- **RECORD EXCERPTS**:

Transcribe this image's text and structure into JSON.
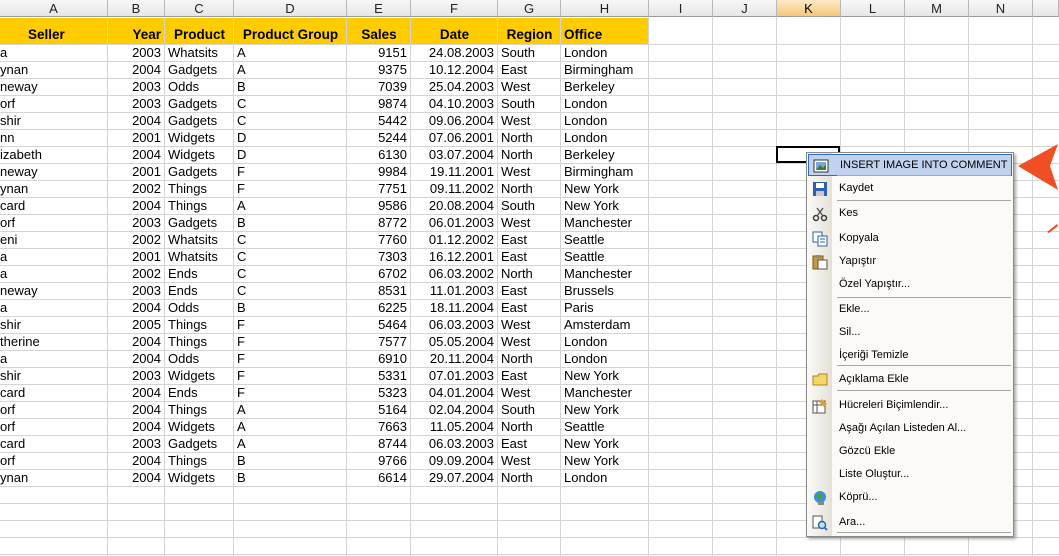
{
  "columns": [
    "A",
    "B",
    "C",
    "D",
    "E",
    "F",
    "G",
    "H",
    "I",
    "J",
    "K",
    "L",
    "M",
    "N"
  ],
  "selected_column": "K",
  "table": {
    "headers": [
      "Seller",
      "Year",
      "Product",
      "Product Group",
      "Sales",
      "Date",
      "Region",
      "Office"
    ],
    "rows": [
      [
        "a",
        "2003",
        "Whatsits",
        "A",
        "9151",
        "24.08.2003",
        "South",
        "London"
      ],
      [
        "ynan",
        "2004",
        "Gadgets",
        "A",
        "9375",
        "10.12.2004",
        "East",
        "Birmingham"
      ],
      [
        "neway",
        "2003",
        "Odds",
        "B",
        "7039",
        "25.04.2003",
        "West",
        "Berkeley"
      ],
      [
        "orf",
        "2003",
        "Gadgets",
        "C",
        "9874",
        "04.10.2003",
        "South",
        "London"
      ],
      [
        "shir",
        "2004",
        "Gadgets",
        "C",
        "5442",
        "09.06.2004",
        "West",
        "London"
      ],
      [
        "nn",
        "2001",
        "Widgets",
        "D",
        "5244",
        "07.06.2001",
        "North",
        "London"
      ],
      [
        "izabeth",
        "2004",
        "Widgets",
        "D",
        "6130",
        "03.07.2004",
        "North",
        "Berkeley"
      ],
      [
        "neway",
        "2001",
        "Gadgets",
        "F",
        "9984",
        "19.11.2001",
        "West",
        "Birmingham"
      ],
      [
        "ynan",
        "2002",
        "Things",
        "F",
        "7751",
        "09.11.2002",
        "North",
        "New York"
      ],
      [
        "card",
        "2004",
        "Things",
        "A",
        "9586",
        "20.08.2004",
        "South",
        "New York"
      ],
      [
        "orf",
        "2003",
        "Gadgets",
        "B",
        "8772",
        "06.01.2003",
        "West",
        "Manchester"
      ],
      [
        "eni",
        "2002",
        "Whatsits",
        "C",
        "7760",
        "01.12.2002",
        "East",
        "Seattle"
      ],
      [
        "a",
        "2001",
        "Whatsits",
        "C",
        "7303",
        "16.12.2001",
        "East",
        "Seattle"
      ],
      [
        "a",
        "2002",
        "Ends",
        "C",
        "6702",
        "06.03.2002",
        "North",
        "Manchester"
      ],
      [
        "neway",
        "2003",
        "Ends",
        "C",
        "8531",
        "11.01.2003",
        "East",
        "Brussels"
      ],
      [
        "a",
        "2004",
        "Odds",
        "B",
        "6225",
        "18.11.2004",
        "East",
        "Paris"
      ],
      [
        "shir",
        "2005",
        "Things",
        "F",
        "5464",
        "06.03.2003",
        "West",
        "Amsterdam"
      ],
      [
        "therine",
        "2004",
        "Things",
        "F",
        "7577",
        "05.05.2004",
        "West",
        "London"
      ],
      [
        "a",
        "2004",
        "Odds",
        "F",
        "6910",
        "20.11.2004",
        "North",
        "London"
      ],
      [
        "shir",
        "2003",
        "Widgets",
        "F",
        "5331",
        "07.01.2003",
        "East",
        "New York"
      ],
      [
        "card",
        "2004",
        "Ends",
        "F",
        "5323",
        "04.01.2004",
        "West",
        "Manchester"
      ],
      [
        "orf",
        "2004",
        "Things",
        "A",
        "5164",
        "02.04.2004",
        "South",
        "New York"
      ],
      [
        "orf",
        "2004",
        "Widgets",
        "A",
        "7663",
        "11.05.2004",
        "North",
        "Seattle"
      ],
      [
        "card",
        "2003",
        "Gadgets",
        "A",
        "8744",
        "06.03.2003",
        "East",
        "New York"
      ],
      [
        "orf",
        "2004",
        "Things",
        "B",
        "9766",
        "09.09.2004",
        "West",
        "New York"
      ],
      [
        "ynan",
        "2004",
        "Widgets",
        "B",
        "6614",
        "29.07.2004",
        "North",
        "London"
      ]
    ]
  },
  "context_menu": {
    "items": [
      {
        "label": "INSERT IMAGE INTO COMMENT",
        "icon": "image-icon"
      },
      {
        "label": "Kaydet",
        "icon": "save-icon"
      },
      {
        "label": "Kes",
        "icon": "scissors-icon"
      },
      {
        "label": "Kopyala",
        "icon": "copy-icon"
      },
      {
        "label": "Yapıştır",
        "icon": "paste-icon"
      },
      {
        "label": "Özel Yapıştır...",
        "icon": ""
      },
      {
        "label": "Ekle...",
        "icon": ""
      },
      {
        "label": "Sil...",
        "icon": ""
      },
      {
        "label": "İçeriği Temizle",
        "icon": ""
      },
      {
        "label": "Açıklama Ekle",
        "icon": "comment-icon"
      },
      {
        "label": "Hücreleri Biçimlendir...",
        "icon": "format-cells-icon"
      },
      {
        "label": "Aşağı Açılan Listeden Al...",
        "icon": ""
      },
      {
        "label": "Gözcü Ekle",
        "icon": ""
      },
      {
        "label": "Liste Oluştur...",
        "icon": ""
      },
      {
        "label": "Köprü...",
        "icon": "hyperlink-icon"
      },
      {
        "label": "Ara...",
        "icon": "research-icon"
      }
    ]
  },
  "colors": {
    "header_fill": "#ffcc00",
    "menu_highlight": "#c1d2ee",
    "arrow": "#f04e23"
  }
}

- **TASK TO CARRY OUT**: Reproduce the entries above exactly. Do not include the images.

- **ANSWER IN FULL**:
Transcribe this image's text and structure into JSON.
{
  "columns": [
    "A",
    "B",
    "C",
    "D",
    "E",
    "F",
    "G",
    "H",
    "I",
    "J",
    "K",
    "L",
    "M",
    "N"
  ],
  "selected_column": "K",
  "table": {
    "headers": [
      "Seller",
      "Year",
      "Product",
      "Product Group",
      "Sales",
      "Date",
      "Region",
      "Office"
    ],
    "rows": [
      [
        "a",
        "2003",
        "Whatsits",
        "A",
        "9151",
        "24.08.2003",
        "South",
        "London"
      ],
      [
        "ynan",
        "2004",
        "Gadgets",
        "A",
        "9375",
        "10.12.2004",
        "East",
        "Birmingham"
      ],
      [
        "neway",
        "2003",
        "Odds",
        "B",
        "7039",
        "25.04.2003",
        "West",
        "Berkeley"
      ],
      [
        "orf",
        "2003",
        "Gadgets",
        "C",
        "9874",
        "04.10.2003",
        "South",
        "London"
      ],
      [
        "shir",
        "2004",
        "Gadgets",
        "C",
        "5442",
        "09.06.2004",
        "West",
        "London"
      ],
      [
        "nn",
        "2001",
        "Widgets",
        "D",
        "5244",
        "07.06.2001",
        "North",
        "London"
      ],
      [
        "izabeth",
        "2004",
        "Widgets",
        "D",
        "6130",
        "03.07.2004",
        "North",
        "Berkeley"
      ],
      [
        "neway",
        "2001",
        "Gadgets",
        "F",
        "9984",
        "19.11.2001",
        "West",
        "Birmingham"
      ],
      [
        "ynan",
        "2002",
        "Things",
        "F",
        "7751",
        "09.11.2002",
        "North",
        "New York"
      ],
      [
        "card",
        "2004",
        "Things",
        "A",
        "9586",
        "20.08.2004",
        "South",
        "New York"
      ],
      [
        "orf",
        "2003",
        "Gadgets",
        "B",
        "8772",
        "06.01.2003",
        "West",
        "Manchester"
      ],
      [
        "eni",
        "2002",
        "Whatsits",
        "C",
        "7760",
        "01.12.2002",
        "East",
        "Seattle"
      ],
      [
        "a",
        "2001",
        "Whatsits",
        "C",
        "7303",
        "16.12.2001",
        "East",
        "Seattle"
      ],
      [
        "a",
        "2002",
        "Ends",
        "C",
        "6702",
        "06.03.2002",
        "North",
        "Manchester"
      ],
      [
        "neway",
        "2003",
        "Ends",
        "C",
        "8531",
        "11.01.2003",
        "East",
        "Brussels"
      ],
      [
        "a",
        "2004",
        "Odds",
        "B",
        "6225",
        "18.11.2004",
        "East",
        "Paris"
      ],
      [
        "shir",
        "2005",
        "Things",
        "F",
        "5464",
        "06.03.2003",
        "West",
        "Amsterdam"
      ],
      [
        "therine",
        "2004",
        "Things",
        "F",
        "7577",
        "05.05.2004",
        "West",
        "London"
      ],
      [
        "a",
        "2004",
        "Odds",
        "F",
        "6910",
        "20.11.2004",
        "North",
        "London"
      ],
      [
        "shir",
        "2003",
        "Widgets",
        "F",
        "5331",
        "07.01.2003",
        "East",
        "New York"
      ],
      [
        "card",
        "2004",
        "Ends",
        "F",
        "5323",
        "04.01.2004",
        "West",
        "Manchester"
      ],
      [
        "orf",
        "2004",
        "Things",
        "A",
        "5164",
        "02.04.2004",
        "South",
        "New York"
      ],
      [
        "orf",
        "2004",
        "Widgets",
        "A",
        "7663",
        "11.05.2004",
        "North",
        "Seattle"
      ],
      [
        "card",
        "2003",
        "Gadgets",
        "A",
        "8744",
        "06.03.2003",
        "East",
        "New York"
      ],
      [
        "orf",
        "2004",
        "Things",
        "B",
        "9766",
        "09.09.2004",
        "West",
        "New York"
      ],
      [
        "ynan",
        "2004",
        "Widgets",
        "B",
        "6614",
        "29.07.2004",
        "North",
        "London"
      ]
    ]
  },
  "context_menu": {
    "items": [
      {
        "label": "INSERT IMAGE INTO COMMENT",
        "icon": "image-icon"
      },
      {
        "label": "Kaydet",
        "icon": "save-icon"
      },
      {
        "label": "Kes",
        "icon": "scissors-icon"
      },
      {
        "label": "Kopyala",
        "icon": "copy-icon"
      },
      {
        "label": "Yapıştır",
        "icon": "paste-icon"
      },
      {
        "label": "Özel Yapıştır...",
        "icon": ""
      },
      {
        "label": "Ekle...",
        "icon": ""
      },
      {
        "label": "Sil...",
        "icon": ""
      },
      {
        "label": "İçeriği Temizle",
        "icon": ""
      },
      {
        "label": "Açıklama Ekle",
        "icon": "comment-icon"
      },
      {
        "label": "Hücreleri Biçimlendir...",
        "icon": "format-cells-icon"
      },
      {
        "label": "Aşağı Açılan Listeden Al...",
        "icon": ""
      },
      {
        "label": "Gözcü Ekle",
        "icon": ""
      },
      {
        "label": "Liste Oluştur...",
        "icon": ""
      },
      {
        "label": "Köprü...",
        "icon": "hyperlink-icon"
      },
      {
        "label": "Ara...",
        "icon": "research-icon"
      }
    ]
  },
  "colors": {
    "header_fill": "#ffcc00",
    "menu_highlight": "#c1d2ee",
    "arrow": "#f04e23"
  }
}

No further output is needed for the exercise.